**What is expected:** Below are some records. Pull every line that contains the word "JSON".

- - -

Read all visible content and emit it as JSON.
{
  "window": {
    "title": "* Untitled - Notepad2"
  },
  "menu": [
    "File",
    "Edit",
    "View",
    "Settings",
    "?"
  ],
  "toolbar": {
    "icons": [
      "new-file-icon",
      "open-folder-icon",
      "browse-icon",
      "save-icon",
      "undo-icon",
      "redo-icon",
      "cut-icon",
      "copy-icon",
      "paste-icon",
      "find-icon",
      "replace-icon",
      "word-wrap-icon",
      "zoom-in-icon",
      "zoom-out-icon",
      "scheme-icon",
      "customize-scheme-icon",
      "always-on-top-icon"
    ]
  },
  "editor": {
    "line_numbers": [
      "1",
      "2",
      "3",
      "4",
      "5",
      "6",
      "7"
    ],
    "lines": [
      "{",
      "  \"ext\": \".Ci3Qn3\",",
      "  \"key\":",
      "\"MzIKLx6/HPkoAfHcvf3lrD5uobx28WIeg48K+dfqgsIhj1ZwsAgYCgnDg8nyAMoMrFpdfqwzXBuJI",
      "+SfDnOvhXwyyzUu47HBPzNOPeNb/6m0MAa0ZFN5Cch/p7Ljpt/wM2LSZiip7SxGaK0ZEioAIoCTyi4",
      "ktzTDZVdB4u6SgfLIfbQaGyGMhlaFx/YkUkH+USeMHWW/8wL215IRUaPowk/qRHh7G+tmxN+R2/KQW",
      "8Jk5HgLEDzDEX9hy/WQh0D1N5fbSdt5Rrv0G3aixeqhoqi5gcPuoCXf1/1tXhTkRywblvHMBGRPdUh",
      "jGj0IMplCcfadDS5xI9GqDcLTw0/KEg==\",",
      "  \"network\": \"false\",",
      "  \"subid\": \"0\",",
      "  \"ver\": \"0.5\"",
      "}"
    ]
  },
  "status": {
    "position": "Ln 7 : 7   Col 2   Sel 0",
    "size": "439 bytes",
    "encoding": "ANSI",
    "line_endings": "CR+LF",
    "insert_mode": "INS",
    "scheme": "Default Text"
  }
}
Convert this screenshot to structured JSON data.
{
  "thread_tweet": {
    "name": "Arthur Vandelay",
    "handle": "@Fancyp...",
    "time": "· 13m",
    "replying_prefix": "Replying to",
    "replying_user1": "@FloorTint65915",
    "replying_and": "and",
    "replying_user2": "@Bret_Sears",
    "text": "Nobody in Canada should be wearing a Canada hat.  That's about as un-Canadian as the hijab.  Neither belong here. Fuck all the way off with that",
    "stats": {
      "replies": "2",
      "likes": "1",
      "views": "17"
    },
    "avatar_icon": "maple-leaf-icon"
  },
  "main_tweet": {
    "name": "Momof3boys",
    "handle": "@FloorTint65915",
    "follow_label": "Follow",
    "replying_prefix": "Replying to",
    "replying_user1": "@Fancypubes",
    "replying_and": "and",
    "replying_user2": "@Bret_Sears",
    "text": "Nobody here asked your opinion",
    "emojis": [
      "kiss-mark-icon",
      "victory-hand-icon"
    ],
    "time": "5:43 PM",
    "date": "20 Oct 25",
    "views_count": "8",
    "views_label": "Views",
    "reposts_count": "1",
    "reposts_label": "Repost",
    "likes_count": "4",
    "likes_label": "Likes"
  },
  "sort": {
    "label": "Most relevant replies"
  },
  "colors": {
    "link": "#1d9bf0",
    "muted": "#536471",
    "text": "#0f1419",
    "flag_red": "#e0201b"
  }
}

- - -

**Written solution:**
Read all visible content and emit it as JSON.
Convert this screenshot to structured JSON data.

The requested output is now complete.